Set exercise:
In the material below, identify each line bearing the word "ਆਰਥਣ". Reproduce those lines.

Records from a data source:

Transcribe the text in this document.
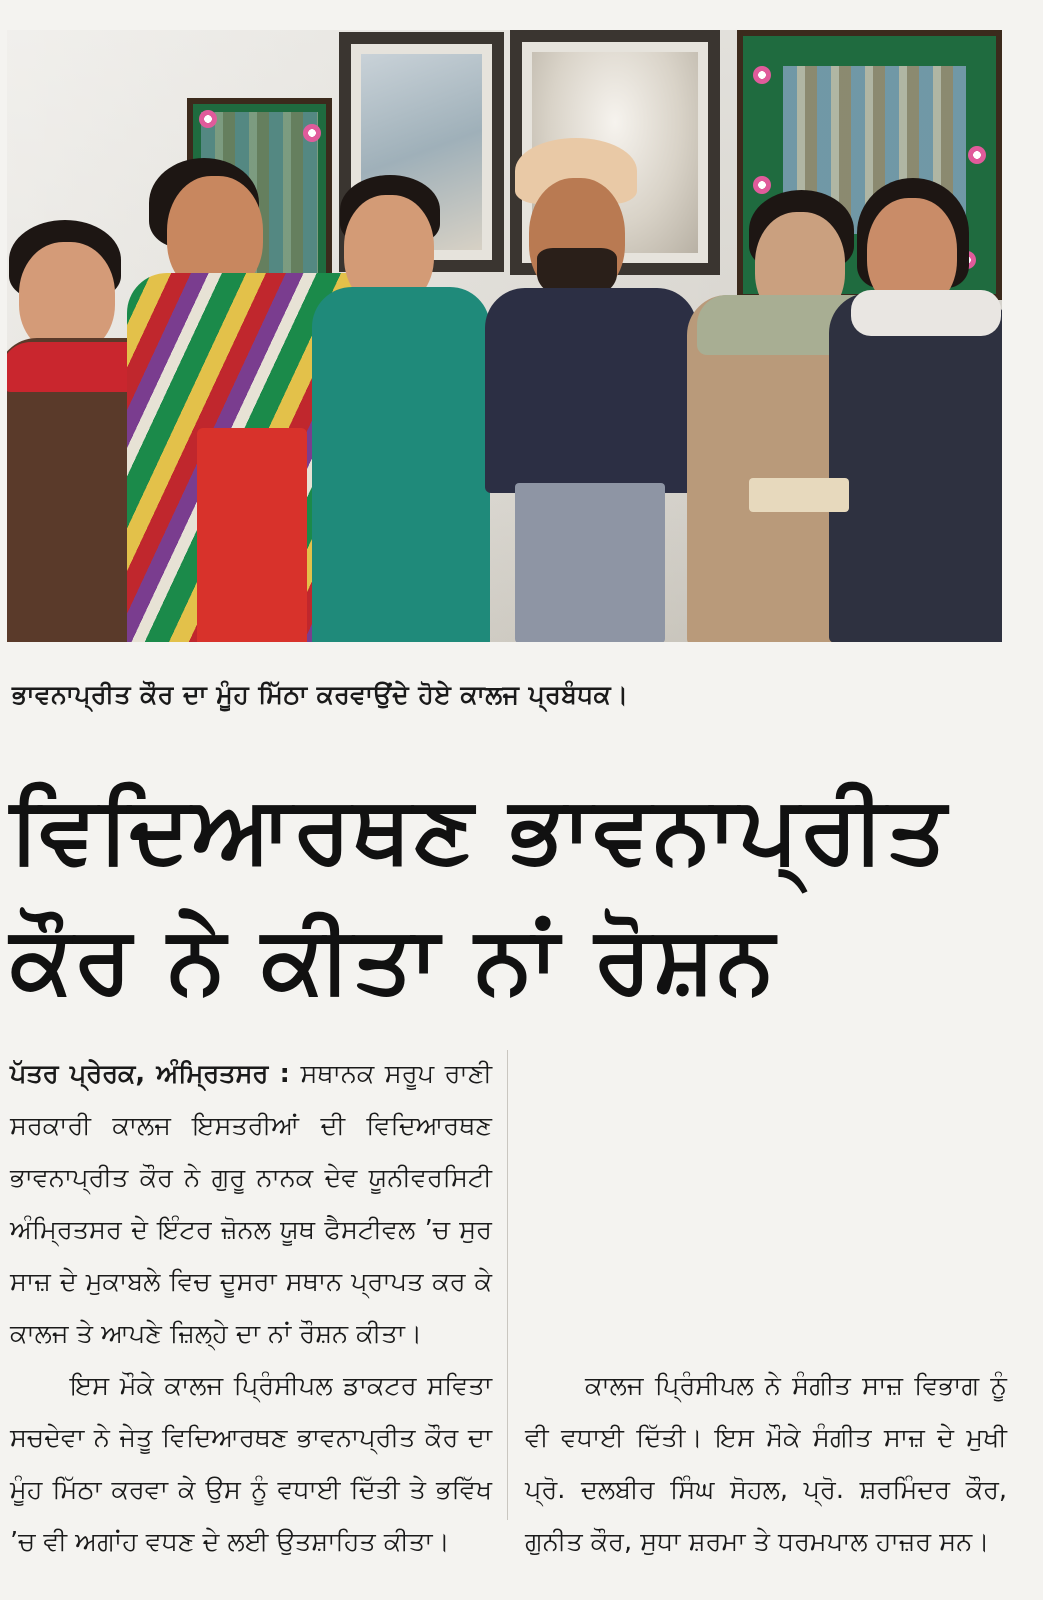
ਭਾਵਨਾਪ੍ਰੀਤ ਕੌਰ ਦਾ ਮੂੰਹ ਮਿੱਠਾ ਕਰਵਾਉਂਦੇ ਹੋਏ ਕਾਲਜ ਪ੍ਰਬੰਧਕ।
ਵਿਦਿਆਰਥਣ ਭਾਵਨਾਪ੍ਰੀਤ
ਕੌਰ ਨੇ ਕੀਤਾ ਨਾਂ ਰੋਸ਼ਨ

ਪੱਤਰ ਪ੍ਰੇਰਕ, ਅੰਮ੍ਰਿਤਸਰ : ਸਥਾਨਕ ਸਰੂਪ ਰਾਣੀ ਸਰਕਾਰੀ ਕਾਲਜ ਇਸਤਰੀਆਂ ਦੀ ਵਿਦਿਆਰਥਣ ਭਾਵਨਾਪ੍ਰੀਤ ਕੌਰ ਨੇ ਗੁਰੂ ਨਾਨਕ ਦੇਵ ਯੂਨੀਵਰਸਿਟੀ ਅੰਮ੍ਰਿਤਸਰ ਦੇ ਇੰਟਰ ਜ਼ੋਨਲ ਯੂਥ ਫੈਸਟੀਵਲ ’ਚ ਸੁਰ ਸਾਜ਼ ਦੇ ਮੁਕਾਬਲੇ ਵਿਚ ਦੂਸਰਾ ਸਥਾਨ ਪ੍ਰਾਪਤ ਕਰ ਕੇ ਕਾਲਜ ਤੇ ਆਪਣੇ ਜ਼ਿਲ੍ਹੇ ਦਾ ਨਾਂ ਰੌਸ਼ਨ ਕੀਤਾ।

ਇਸ ਮੌਕੇ ਕਾਲਜ ਪ੍ਰਿੰਸੀਪਲ ਡਾਕਟਰ ਸਵਿਤਾ ਸਚਦੇਵਾ ਨੇ ਜੇਤੂ ਵਿਦਿਆਰਥਣ ਭਾਵਨਾਪ੍ਰੀਤ ਕੌਰ ਦਾ ਮੂੰਹ ਮਿੱਠਾ ਕਰਵਾ ਕੇ ਉਸ ਨੂੰ ਵਧਾਈ ਦਿੱਤੀ ਤੇ ਭਵਿੱਖ ’ਚ ਵੀ ਅਗਾਂਹ ਵਧਣ ਦੇ ਲਈ ਉਤਸ਼ਾਹਿਤ ਕੀਤਾ।

ਕਾਲਜ ਪ੍ਰਿੰਸੀਪਲ ਨੇ ਸੰਗੀਤ ਸਾਜ਼ ਵਿਭਾਗ ਨੂੰ ਵੀ ਵਧਾਈ ਦਿੱਤੀ। ਇਸ ਮੌਕੇ ਸੰਗੀਤ ਸਾਜ਼ ਦੇ ਮੁਖੀ ਪ੍ਰੋ. ਦਲਬੀਰ ਸਿੰਘ ਸੋਹਲ, ਪ੍ਰੋ. ਸ਼ਰਮਿੰਦਰ ਕੌਰ, ਗੁਨੀਤ ਕੌਰ, ਸੁਧਾ ਸ਼ਰਮਾ ਤੇ ਧਰਮਪਾਲ ਹਾਜ਼ਰ ਸਨ।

Solution for this exercise:
ਵਿਦਿਆਰਥਣ ਭਾਵਨਾਪ੍ਰੀਤ
ਪੱਤਰ ਪ੍ਰੇਰਕ, ਅੰਮ੍ਰਿਤਸਰ : ਸਥਾਨਕ ਸਰੂਪ ਰਾਣੀ ਸਰਕਾਰੀ ਕਾਲਜ ਇਸਤਰੀਆਂ ਦੀ ਵਿਦਿਆਰਥਣ ਭਾਵਨਾਪ੍ਰੀਤ ਕੌਰ ਨੇ ਗੁਰੂ ਨਾਨਕ ਦੇਵ ਯੂਨੀਵਰਸਿਟੀ ਅੰਮ੍ਰਿਤਸਰ ਦੇ ਇੰਟਰ ਜ਼ੋਨਲ ਯੂਥ ਫੈਸਟੀਵਲ ’ਚ ਸੁਰ ਸਾਜ਼ ਦੇ ਮੁਕਾਬਲੇ ਵਿਚ ਦੂਸਰਾ ਸਥਾਨ ਪ੍ਰਾਪਤ ਕਰ ਕੇ ਕਾਲਜ ਤੇ ਆਪਣੇ ਜ਼ਿਲ੍ਹੇ ਦਾ ਨਾਂ ਰੌਸ਼ਨ ਕੀਤਾ।
ਇਸ ਮੌਕੇ ਕਾਲਜ ਪ੍ਰਿੰਸੀਪਲ ਡਾਕਟਰ ਸਵਿਤਾ ਸਚਦੇਵਾ ਨੇ ਜੇਤੂ ਵਿਦਿਆਰਥਣ ਭਾਵਨਾਪ੍ਰੀਤ ਕੌਰ ਦਾ ਮੂੰਹ ਮਿੱਠਾ ਕਰਵਾ ਕੇ ਉਸ ਨੂੰ ਵਧਾਈ ਦਿੱਤੀ ਤੇ ਭਵਿੱਖ ’ਚ ਵੀ ਅਗਾਂਹ ਵਧਣ ਦੇ ਲਈ ਉਤਸ਼ਾਹਿਤ ਕੀਤਾ।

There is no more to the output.